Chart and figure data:
/---

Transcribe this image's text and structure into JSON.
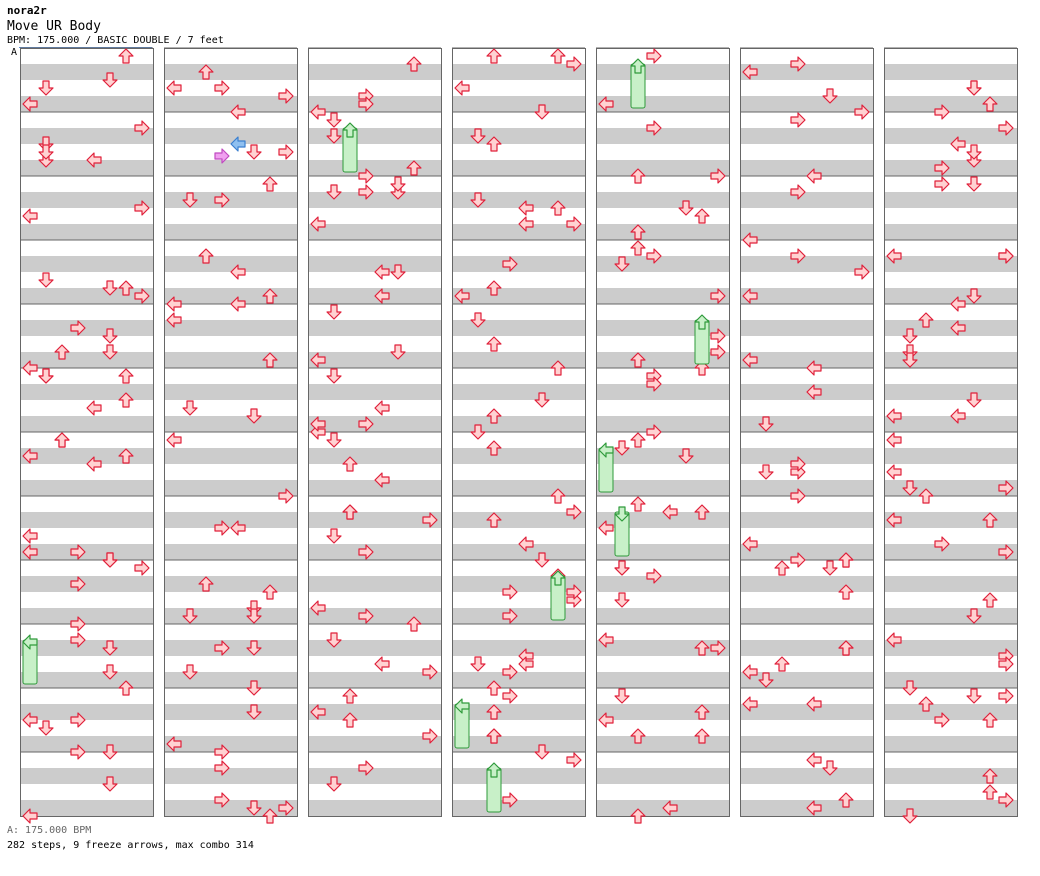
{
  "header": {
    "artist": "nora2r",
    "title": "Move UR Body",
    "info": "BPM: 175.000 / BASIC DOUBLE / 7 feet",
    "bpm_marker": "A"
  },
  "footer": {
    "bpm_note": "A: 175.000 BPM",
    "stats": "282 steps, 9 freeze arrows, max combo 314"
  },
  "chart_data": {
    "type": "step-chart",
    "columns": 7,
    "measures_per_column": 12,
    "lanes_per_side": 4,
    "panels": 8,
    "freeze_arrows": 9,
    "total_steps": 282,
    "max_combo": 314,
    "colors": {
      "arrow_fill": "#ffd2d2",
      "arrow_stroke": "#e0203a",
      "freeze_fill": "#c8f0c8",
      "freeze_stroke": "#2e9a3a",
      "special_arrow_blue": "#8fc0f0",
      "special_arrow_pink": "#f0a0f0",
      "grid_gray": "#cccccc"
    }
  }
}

\---
/---

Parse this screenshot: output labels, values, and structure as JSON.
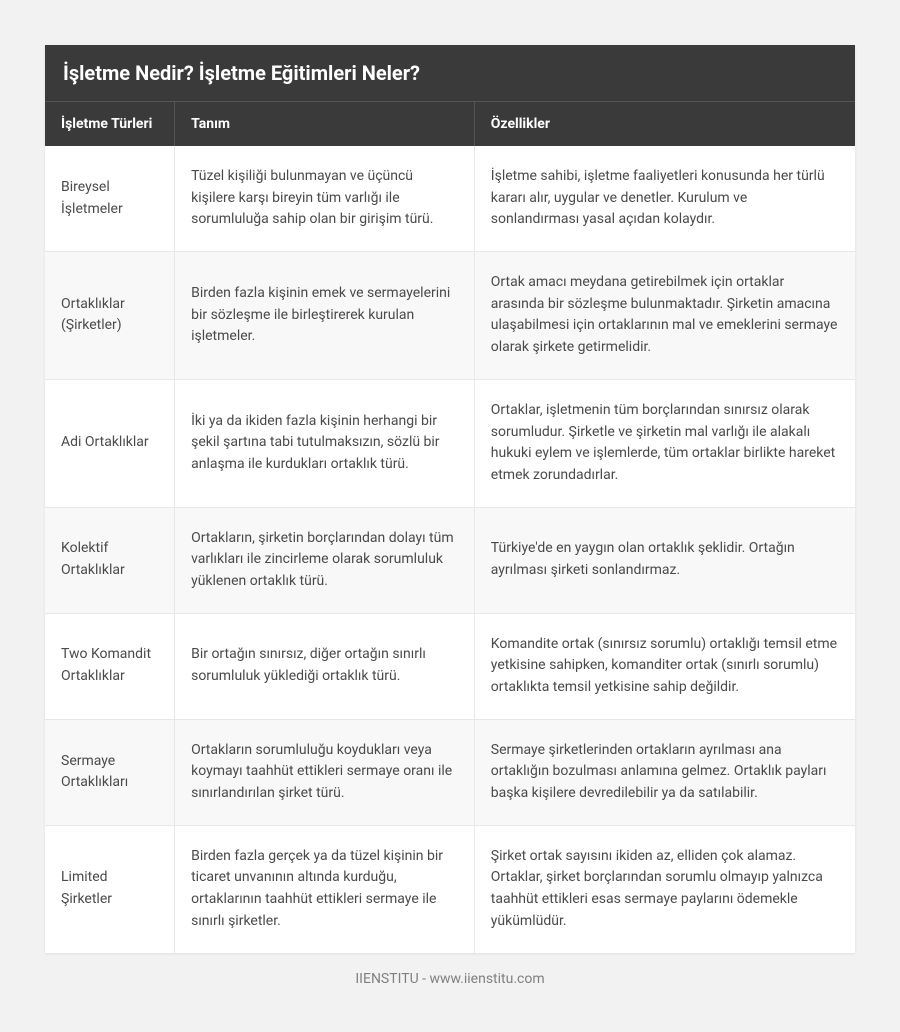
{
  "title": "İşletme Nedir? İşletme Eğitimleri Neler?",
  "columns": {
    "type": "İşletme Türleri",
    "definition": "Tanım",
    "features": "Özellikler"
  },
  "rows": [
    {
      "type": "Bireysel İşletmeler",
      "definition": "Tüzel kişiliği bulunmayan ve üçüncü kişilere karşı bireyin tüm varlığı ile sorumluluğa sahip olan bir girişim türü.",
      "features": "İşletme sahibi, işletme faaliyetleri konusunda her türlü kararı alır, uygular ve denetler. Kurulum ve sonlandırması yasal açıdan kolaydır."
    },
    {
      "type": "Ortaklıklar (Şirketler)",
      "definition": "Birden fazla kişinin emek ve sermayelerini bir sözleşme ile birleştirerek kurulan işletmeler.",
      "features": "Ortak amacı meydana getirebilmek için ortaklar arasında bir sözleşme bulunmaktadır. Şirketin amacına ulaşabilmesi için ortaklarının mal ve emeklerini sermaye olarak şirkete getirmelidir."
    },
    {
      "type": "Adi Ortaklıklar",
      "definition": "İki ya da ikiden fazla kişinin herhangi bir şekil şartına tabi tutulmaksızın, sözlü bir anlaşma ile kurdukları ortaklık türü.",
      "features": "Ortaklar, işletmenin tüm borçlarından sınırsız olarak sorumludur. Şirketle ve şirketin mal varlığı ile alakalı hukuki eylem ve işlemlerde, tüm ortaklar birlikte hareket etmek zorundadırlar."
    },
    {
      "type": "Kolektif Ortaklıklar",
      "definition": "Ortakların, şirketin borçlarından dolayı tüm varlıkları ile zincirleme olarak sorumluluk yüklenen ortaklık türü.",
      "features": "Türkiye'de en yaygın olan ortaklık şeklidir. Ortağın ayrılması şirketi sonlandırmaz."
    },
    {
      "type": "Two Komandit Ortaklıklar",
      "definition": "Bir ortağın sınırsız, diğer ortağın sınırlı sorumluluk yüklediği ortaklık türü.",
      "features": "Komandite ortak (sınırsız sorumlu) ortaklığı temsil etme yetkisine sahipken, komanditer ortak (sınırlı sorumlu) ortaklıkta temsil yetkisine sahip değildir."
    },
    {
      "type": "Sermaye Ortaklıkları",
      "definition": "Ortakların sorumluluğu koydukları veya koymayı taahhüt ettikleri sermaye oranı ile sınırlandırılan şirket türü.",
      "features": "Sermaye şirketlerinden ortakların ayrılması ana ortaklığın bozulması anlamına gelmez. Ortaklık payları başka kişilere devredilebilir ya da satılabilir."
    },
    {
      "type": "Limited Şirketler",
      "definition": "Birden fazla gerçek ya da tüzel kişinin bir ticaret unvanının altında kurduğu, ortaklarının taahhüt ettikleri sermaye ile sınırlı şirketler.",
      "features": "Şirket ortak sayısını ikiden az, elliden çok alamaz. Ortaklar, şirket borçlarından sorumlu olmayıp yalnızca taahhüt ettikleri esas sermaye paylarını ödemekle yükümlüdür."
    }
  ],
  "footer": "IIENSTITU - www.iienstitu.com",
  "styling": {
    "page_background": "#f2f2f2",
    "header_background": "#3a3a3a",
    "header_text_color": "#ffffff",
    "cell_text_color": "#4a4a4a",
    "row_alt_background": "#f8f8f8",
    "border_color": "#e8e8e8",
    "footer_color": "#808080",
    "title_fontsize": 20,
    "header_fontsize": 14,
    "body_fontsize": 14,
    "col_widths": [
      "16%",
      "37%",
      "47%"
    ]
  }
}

\---

### [What is needed]
Pick every line with "fazla" in it and copy it.

### [Response]
      "definition": "Birden fazla kişinin emek ve sermayelerini bir sözleşme ile birleştirerek kurulan işletmeler.",
      "definition": "İki ya da ikiden fazla kişinin herhangi bir şekil şartına tabi tutulmaksızın, sözlü bir anlaşma ile kurdukları ortaklık türü.",
      "definition": "Birden fazla gerçek ya da tüzel kişinin bir ticaret unvanının altında kurduğu, ortaklarının taahhüt ettikleri sermaye ile sınırlı şirketler.",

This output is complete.